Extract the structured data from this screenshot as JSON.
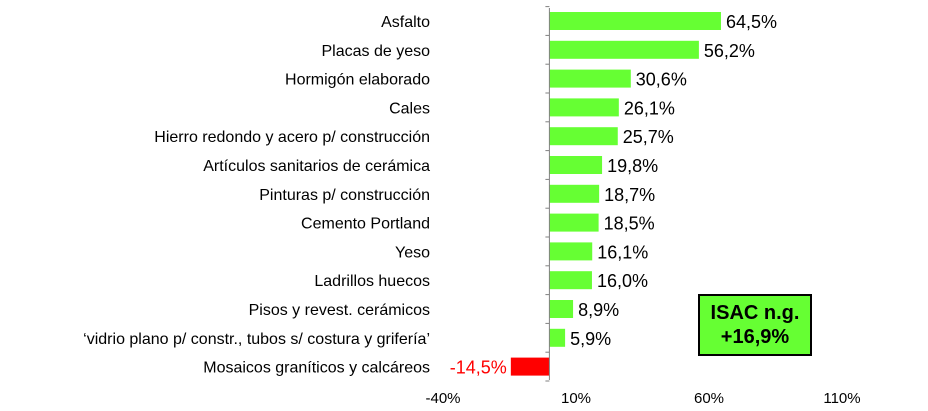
{
  "chart_data": {
    "type": "bar",
    "orientation": "horizontal",
    "categories": [
      "Asfalto",
      "Placas de yeso",
      "Hormigón elaborado",
      "Cales",
      "Hierro redondo y acero p/ construcción",
      "Artículos sanitarios de cerámica",
      "Pinturas p/ construcción",
      "Cemento Portland",
      "Yeso",
      "Ladrillos huecos",
      "Pisos y revest. cerámicos",
      "‘vidrio plano p/ constr., tubos s/ costura y grifería’",
      "Mosaicos graníticos y calcáreos"
    ],
    "values": [
      64.5,
      56.2,
      30.6,
      26.1,
      25.7,
      19.8,
      18.7,
      18.5,
      16.1,
      16.0,
      8.9,
      5.9,
      -14.5
    ],
    "value_labels": [
      "64,5%",
      "56,2%",
      "30,6%",
      "26,1%",
      "25,7%",
      "19,8%",
      "18,7%",
      "18,5%",
      "16,1%",
      "16,0%",
      "8,9%",
      "5,9%",
      "-14,5%"
    ],
    "xlim": [
      -40,
      110
    ],
    "xticks": [
      -40,
      10,
      60,
      110
    ],
    "xtick_labels": [
      "-40%",
      "10%",
      "60%",
      "110%"
    ],
    "title": "",
    "xlabel": "",
    "ylabel": "",
    "grid": false,
    "legend": "none",
    "colors": {
      "positive": "#66ff33",
      "negative": "#ff0000",
      "negative_label": "#ff0000",
      "axis": "#808080"
    }
  },
  "annotation": {
    "line1": "ISAC n.g.",
    "line2": "+16,9%",
    "background": "#66ff33",
    "border": "#000000"
  }
}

=====

GOAL: Write out the entries above verbatim; the pictures do not belong in your copy.

FULL RESPONSE:
Extract the structured data from this screenshot as JSON.
{
  "chart_data": {
    "type": "bar",
    "orientation": "horizontal",
    "categories": [
      "Asfalto",
      "Placas de yeso",
      "Hormigón elaborado",
      "Cales",
      "Hierro redondo y acero p/ construcción",
      "Artículos sanitarios de cerámica",
      "Pinturas p/ construcción",
      "Cemento Portland",
      "Yeso",
      "Ladrillos huecos",
      "Pisos y revest. cerámicos",
      "‘vidrio plano p/ constr., tubos s/ costura y grifería’",
      "Mosaicos graníticos y calcáreos"
    ],
    "values": [
      64.5,
      56.2,
      30.6,
      26.1,
      25.7,
      19.8,
      18.7,
      18.5,
      16.1,
      16.0,
      8.9,
      5.9,
      -14.5
    ],
    "value_labels": [
      "64,5%",
      "56,2%",
      "30,6%",
      "26,1%",
      "25,7%",
      "19,8%",
      "18,7%",
      "18,5%",
      "16,1%",
      "16,0%",
      "8,9%",
      "5,9%",
      "-14,5%"
    ],
    "xlim": [
      -40,
      110
    ],
    "xticks": [
      -40,
      10,
      60,
      110
    ],
    "xtick_labels": [
      "-40%",
      "10%",
      "60%",
      "110%"
    ],
    "title": "",
    "xlabel": "",
    "ylabel": "",
    "grid": false,
    "legend": "none",
    "colors": {
      "positive": "#66ff33",
      "negative": "#ff0000",
      "negative_label": "#ff0000",
      "axis": "#808080"
    }
  },
  "annotation": {
    "line1": "ISAC n.g.",
    "line2": "+16,9%",
    "background": "#66ff33",
    "border": "#000000"
  }
}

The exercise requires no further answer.